━━━ Records supplied
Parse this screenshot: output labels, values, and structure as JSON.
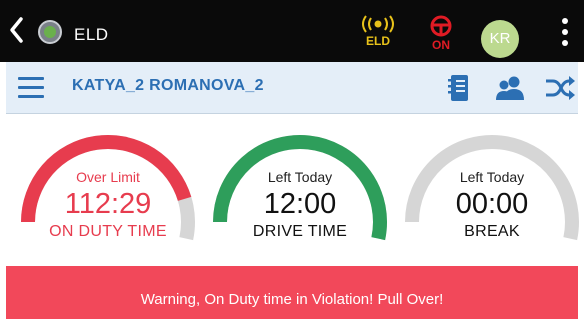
{
  "app": {
    "title": "ELD"
  },
  "status": {
    "eld_label": "ELD",
    "on_label": "ON",
    "eld_color": "#e8c21a",
    "on_color": "#e01b24"
  },
  "user": {
    "initials": "KR",
    "driver_name": "KATYA_2 ROMANOVA_2"
  },
  "gauges": [
    {
      "sub": "Over Limit",
      "value": "112:29",
      "label": "ON DUTY TIME",
      "color": "#e73c4e",
      "fill": 0.85
    },
    {
      "sub": "Left Today",
      "value": "12:00",
      "label": "DRIVE TIME",
      "color": "#2e9e5b",
      "fill": 1.0
    },
    {
      "sub": "Left Today",
      "value": "00:00",
      "label": "BREAK",
      "color": "#d6d6d6",
      "fill": 0.0
    }
  ],
  "warning": {
    "text": "Warning, On Duty time in Violation! Pull Over!"
  },
  "icons": [
    "back-chevron-icon",
    "app-logo-icon",
    "eld-signal-icon",
    "steering-wheel-icon",
    "kebab-menu-icon",
    "hamburger-menu-icon",
    "logbook-icon",
    "group-users-icon",
    "shuffle-icon"
  ]
}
━━━━━━
▶ _Aim of the task_: Copy every line above word for word and exclude the pictures.

▶ _Result_:
Parse this screenshot: output labels, values, and structure as JSON.
{
  "app": {
    "title": "ELD"
  },
  "status": {
    "eld_label": "ELD",
    "on_label": "ON",
    "eld_color": "#e8c21a",
    "on_color": "#e01b24"
  },
  "user": {
    "initials": "KR",
    "driver_name": "KATYA_2 ROMANOVA_2"
  },
  "gauges": [
    {
      "sub": "Over Limit",
      "value": "112:29",
      "label": "ON DUTY TIME",
      "color": "#e73c4e",
      "fill": 0.85
    },
    {
      "sub": "Left Today",
      "value": "12:00",
      "label": "DRIVE TIME",
      "color": "#2e9e5b",
      "fill": 1.0
    },
    {
      "sub": "Left Today",
      "value": "00:00",
      "label": "BREAK",
      "color": "#d6d6d6",
      "fill": 0.0
    }
  ],
  "warning": {
    "text": "Warning, On Duty time in Violation! Pull Over!"
  },
  "icons": [
    "back-chevron-icon",
    "app-logo-icon",
    "eld-signal-icon",
    "steering-wheel-icon",
    "kebab-menu-icon",
    "hamburger-menu-icon",
    "logbook-icon",
    "group-users-icon",
    "shuffle-icon"
  ]
}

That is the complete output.